Gegeven opgave:
Zet in de gegevens hieronder de regels van de regel met "- post-author: By themedemos" tot en met de regel met "- post-divider: [58, 576, 592, 577]" om in een genummerde lijst, zonder lege regels.

Geëxtraheerde gegevens:
________________

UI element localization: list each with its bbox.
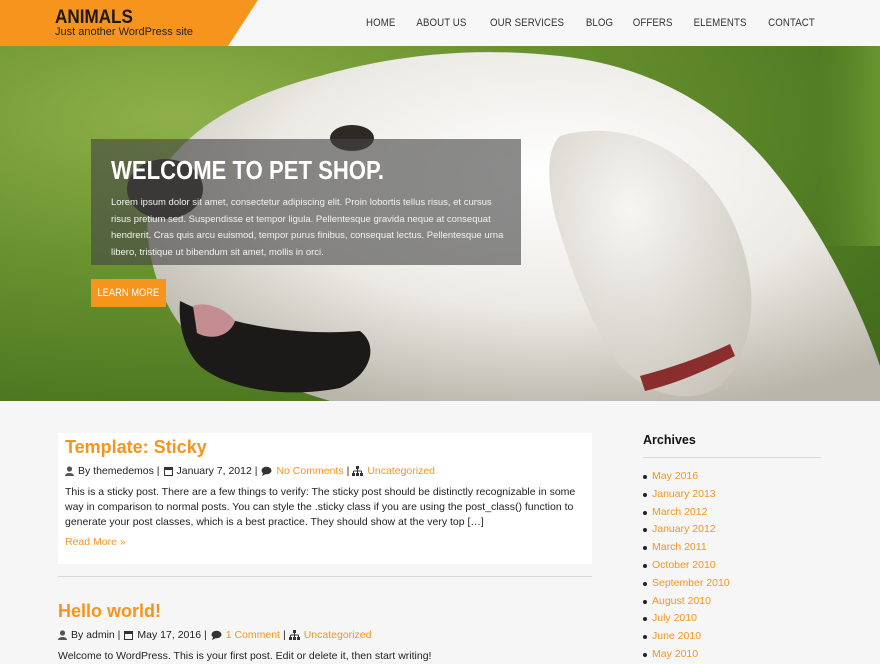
- post-author: By themedemos |: [78, 465, 160, 477]
- nav-contact[interactable]: CONTACT: [768, 17, 815, 29]
- post-author: By admin |: [71, 629, 121, 641]
- post-excerpt: This is a sticky post. There are a few t…: [65, 486, 576, 528]
- category-icon: [352, 466, 364, 476]
- archive-link[interactable]: May 2010: [643, 646, 821, 664]
- archive-link[interactable]: January 2012: [643, 521, 821, 539]
- calendar-icon: [163, 467, 173, 476]
- archive-link[interactable]: March 2012: [643, 504, 821, 522]
- archive-link[interactable]: May 2016: [643, 468, 821, 486]
- post-divider: [58, 576, 592, 577]
- sidebar-archives: Archives May 2016 January 2013 March 201…: [643, 433, 821, 664]
- archive-link[interactable]: September 2010: [643, 575, 821, 593]
- post-date: January 7, 2012 |: [176, 465, 258, 477]
- read-more-link[interactable]: Read More »: [65, 536, 126, 548]
- comments-icon: [261, 466, 272, 476]
- archive-link[interactable]: June 2010: [643, 628, 821, 646]
- category-icon: [288, 630, 300, 640]
- learn-more-label: LEARN MORE: [97, 287, 160, 299]
- hero-caption-box: WELCOME TO PET SHOP. Lorem ipsum dolor s…: [91, 139, 521, 265]
- nav-our-services[interactable]: OUR SERVICES: [490, 17, 564, 29]
- user-icon: [65, 466, 74, 476]
- widget-divider: [643, 457, 821, 458]
- content-area: Template: Sticky By themedemos | January…: [0, 401, 880, 662]
- nav-about-us[interactable]: ABOUT US: [416, 17, 466, 29]
- post-category-link[interactable]: Uncategorized: [367, 465, 435, 477]
- hero-text: Lorem ipsum dolor sit amet, consectetur …: [111, 197, 504, 258]
- meta-separator: |: [282, 629, 286, 641]
- post-meta: By themedemos | January 7, 2012 | No Com…: [65, 465, 435, 477]
- post-category-link[interactable]: Uncategorized: [304, 629, 372, 641]
- calendar-icon: [124, 631, 134, 640]
- post-date: May 17, 2016 |: [137, 629, 207, 641]
- post-meta: By admin | May 17, 2016 | 1 Comment | Un…: [58, 629, 371, 641]
- site-tagline: Just another WordPress site: [55, 26, 193, 38]
- nav-elements[interactable]: ELEMENTS: [693, 17, 746, 29]
- post-title[interactable]: Template: Sticky: [65, 437, 207, 458]
- main-nav: HOME ABOUT US OUR SERVICES BLOG OFFERS E…: [349, 17, 818, 29]
- nav-offers[interactable]: OFFERS: [632, 17, 672, 29]
- post-comments-link[interactable]: 1 Comment: [226, 629, 280, 641]
- archive-list: May 2016 January 2013 March 2012 January…: [643, 468, 821, 664]
- archive-link[interactable]: March 2011: [643, 539, 821, 557]
- site-header: ANIMALS Just another WordPress site HOME…: [0, 0, 880, 46]
- post-title[interactable]: Hello world!: [58, 601, 161, 622]
- archive-link[interactable]: August 2010: [643, 593, 821, 611]
- nav-blog[interactable]: BLOG: [586, 17, 613, 29]
- hero-banner: WELCOME TO PET SHOP. Lorem ipsum dolor s…: [0, 46, 880, 401]
- post-excerpt: Welcome to WordPress. This is your first…: [58, 650, 432, 662]
- hero-title: WELCOME TO PET SHOP.: [111, 155, 385, 185]
- meta-separator: |: [346, 465, 350, 477]
- archive-link[interactable]: January 2013: [643, 486, 821, 504]
- archive-link[interactable]: October 2010: [643, 557, 821, 575]
- logo-block[interactable]: ANIMALS Just another WordPress site: [0, 0, 258, 46]
- user-icon: [58, 630, 67, 640]
- post-comments-link[interactable]: No Comments: [276, 465, 343, 477]
- comments-icon: [211, 630, 222, 640]
- archive-link[interactable]: July 2010: [643, 610, 821, 628]
- post-sticky: Template: Sticky By themedemos | January…: [58, 433, 592, 564]
- nav-home[interactable]: HOME: [366, 17, 395, 29]
- widget-title: Archives: [643, 433, 696, 447]
- learn-more-button[interactable]: LEARN MORE: [91, 279, 166, 307]
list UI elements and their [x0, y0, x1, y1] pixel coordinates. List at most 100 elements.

________________

Volledige uitvoer:
1. - post-author: By themedemos |: [78, 465, 160, 477]
2. - nav-contact[interactable]: CONTACT: [768, 17, 815, 29]
3. - post-author: By admin |: [71, 629, 121, 641]
4. - post-excerpt: This is a sticky post. There are a few t…: [65, 486, 576, 528]
5. - category-icon: [352, 466, 364, 476]
6. - archive-link[interactable]: May 2010: [643, 646, 821, 664]
7. - archive-link[interactable]: January 2012: [643, 521, 821, 539]
8. - calendar-icon: [163, 467, 173, 476]
9. - archive-link[interactable]: March 2012: [643, 504, 821, 522]
10. - archive-link[interactable]: May 2016: [643, 468, 821, 486]
11. - post-divider: [58, 576, 592, 577]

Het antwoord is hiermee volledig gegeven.